Estratto della fonte:
-------------------------

Sono stato crocifisso con Cristo; e se vivo, non sono più io che
vivo, è Cristo che vive in me (Ga 2,20)». Senza diminuire in nulla
la testimonianza indispensabile che danno i fedeli laici con la loro
fedeltà alla grazia battesimale, testimonianza sulla quale la Chiesa
conta molto al giorno d'oggi, le persone consacrate rimangono attori
particolarmente efficaci nell'opera della trasmissione della fede:
«Questa che attraversiamo, dice don Alberione, è più che mai l'ora
dei Religiosi. Da essi, se ben scelti e ben preparati, la Chiesa avrà
in tutti i settori della Sua universale attività immensi vantaggi.
Così fu nei periodi più turbolenti della Sua storia millenaria:
Religiosi temprati in profonda pietà, studio, osservanza uscirono
dal loro silenzio per prendere i primi posti di combattimento e
contribuire validamente al trionfo della civiltà cristiana e
cattolica. Oggi i bisogni sono di incalcolabile ampiezza e
profondità».

-------------------------

Dati dell'esercizio:
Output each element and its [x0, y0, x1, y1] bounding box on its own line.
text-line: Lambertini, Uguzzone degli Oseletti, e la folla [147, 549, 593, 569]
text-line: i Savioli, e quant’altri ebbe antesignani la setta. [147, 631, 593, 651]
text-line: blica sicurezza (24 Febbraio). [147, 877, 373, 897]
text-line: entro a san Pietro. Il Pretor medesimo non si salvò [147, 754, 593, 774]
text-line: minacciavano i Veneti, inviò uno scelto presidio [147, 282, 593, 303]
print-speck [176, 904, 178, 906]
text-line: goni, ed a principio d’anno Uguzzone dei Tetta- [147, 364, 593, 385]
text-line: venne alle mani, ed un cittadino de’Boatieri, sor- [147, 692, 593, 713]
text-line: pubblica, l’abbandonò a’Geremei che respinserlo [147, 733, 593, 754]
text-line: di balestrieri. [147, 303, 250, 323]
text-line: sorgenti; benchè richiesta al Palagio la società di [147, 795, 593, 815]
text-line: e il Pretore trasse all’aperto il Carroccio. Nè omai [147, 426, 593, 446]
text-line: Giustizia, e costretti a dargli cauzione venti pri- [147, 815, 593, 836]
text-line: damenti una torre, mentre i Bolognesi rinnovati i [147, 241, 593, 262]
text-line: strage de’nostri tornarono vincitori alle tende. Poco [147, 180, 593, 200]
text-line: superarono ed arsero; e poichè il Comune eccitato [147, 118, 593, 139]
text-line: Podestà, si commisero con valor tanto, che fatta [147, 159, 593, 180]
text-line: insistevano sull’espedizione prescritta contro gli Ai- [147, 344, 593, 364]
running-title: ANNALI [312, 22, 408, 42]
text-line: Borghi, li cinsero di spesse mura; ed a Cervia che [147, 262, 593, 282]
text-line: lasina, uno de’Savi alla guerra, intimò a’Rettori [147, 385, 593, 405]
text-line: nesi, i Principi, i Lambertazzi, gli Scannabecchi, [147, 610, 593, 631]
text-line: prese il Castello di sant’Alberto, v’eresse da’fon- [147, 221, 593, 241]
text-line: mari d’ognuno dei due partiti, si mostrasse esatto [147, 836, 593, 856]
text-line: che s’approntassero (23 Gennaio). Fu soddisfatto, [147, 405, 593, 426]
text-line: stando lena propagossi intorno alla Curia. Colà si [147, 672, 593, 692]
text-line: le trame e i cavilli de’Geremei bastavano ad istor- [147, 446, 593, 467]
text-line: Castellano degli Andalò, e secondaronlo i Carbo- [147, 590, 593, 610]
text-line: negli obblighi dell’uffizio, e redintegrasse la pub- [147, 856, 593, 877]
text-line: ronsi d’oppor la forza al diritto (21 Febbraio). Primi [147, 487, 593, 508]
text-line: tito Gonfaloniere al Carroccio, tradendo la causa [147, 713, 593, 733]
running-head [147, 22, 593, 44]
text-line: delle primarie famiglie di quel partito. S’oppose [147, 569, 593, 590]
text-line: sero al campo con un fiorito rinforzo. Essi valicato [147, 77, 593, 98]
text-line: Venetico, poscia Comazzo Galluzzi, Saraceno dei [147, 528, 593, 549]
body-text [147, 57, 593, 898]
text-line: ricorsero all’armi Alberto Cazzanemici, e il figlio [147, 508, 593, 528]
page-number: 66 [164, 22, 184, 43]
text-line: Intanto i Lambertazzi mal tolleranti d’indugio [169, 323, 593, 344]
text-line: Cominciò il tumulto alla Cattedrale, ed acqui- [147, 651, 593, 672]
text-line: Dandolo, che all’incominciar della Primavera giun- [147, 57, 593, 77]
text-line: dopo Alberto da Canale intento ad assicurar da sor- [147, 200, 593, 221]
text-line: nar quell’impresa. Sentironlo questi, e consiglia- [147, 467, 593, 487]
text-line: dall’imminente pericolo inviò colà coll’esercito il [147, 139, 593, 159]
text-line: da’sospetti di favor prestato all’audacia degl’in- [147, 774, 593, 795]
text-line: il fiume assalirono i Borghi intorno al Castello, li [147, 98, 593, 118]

-------------------------

Consegne dell'esercizio:
1. Riscrivi per intero il brano sulle persone consacrate e la trasmissione della fede, senza cambiare nulla.
2. Ripeti tali e quali le righe dei record dall'inizio fino alla riga che contiene "text-line: strage de’nostri", entrambe incluse.

Soluzioni qui sotto:
1.
Sono stato crocifisso con Cristo; e se vivo, non sono più io che
vivo, è Cristo che vive in me (Ga 2,20)». Senza diminuire in nulla
la testimonianza indispensabile che danno i fedeli laici con la loro
fedeltà alla grazia battesimale, testimonianza sulla quale la Chiesa
conta molto al giorno d'oggi, le persone consacrate rimangono attori
particolarmente efficaci nell'opera della trasmissione della fede:
«Questa che attraversiamo, dice don Alberione, è più che mai l'ora
dei Religiosi. Da essi, se ben scelti e ben preparati, la Chiesa avrà
in tutti i settori della Sua universale attività immensi vantaggi.
Così fu nei periodi più turbolenti della Sua storia millenaria:
Religiosi temprati in profonda pietà, studio, osservanza uscirono
dal loro silenzio per prendere i primi posti di combattimento e
contribuire validamente al trionfo della civiltà cristiana e
cattolica. Oggi i bisogni sono di incalcolabile ampiezza e
profondità».

2.
Output each element and its [x0, y0, x1, y1] bounding box on its own line.
text-line: Lambertini, Uguzzone degli Oseletti, e la folla [147, 549, 593, 569]
text-line: i Savioli, e quant’altri ebbe antesignani la setta. [147, 631, 593, 651]
text-line: blica sicurezza (24 Febbraio). [147, 877, 373, 897]
text-line: entro a san Pietro. Il Pretor medesimo non si salvò [147, 754, 593, 774]
text-line: minacciavano i Veneti, inviò uno scelto presidio [147, 282, 593, 303]
print-speck [176, 904, 178, 906]
text-line: goni, ed a principio d’anno Uguzzone dei Tetta- [147, 364, 593, 385]
text-line: venne alle mani, ed un cittadino de’Boatieri, sor- [147, 692, 593, 713]
text-line: pubblica, l’abbandonò a’Geremei che respinserlo [147, 733, 593, 754]
text-line: di balestrieri. [147, 303, 250, 323]
text-line: sorgenti; benchè richiesta al Palagio la società di [147, 795, 593, 815]
text-line: e il Pretore trasse all’aperto il Carroccio. Nè omai [147, 426, 593, 446]
text-line: Giustizia, e costretti a dargli cauzione venti pri- [147, 815, 593, 836]
text-line: damenti una torre, mentre i Bolognesi rinnovati i [147, 241, 593, 262]
text-line: strage de’nostri tornarono vincitori alle tende. Poco [147, 180, 593, 200]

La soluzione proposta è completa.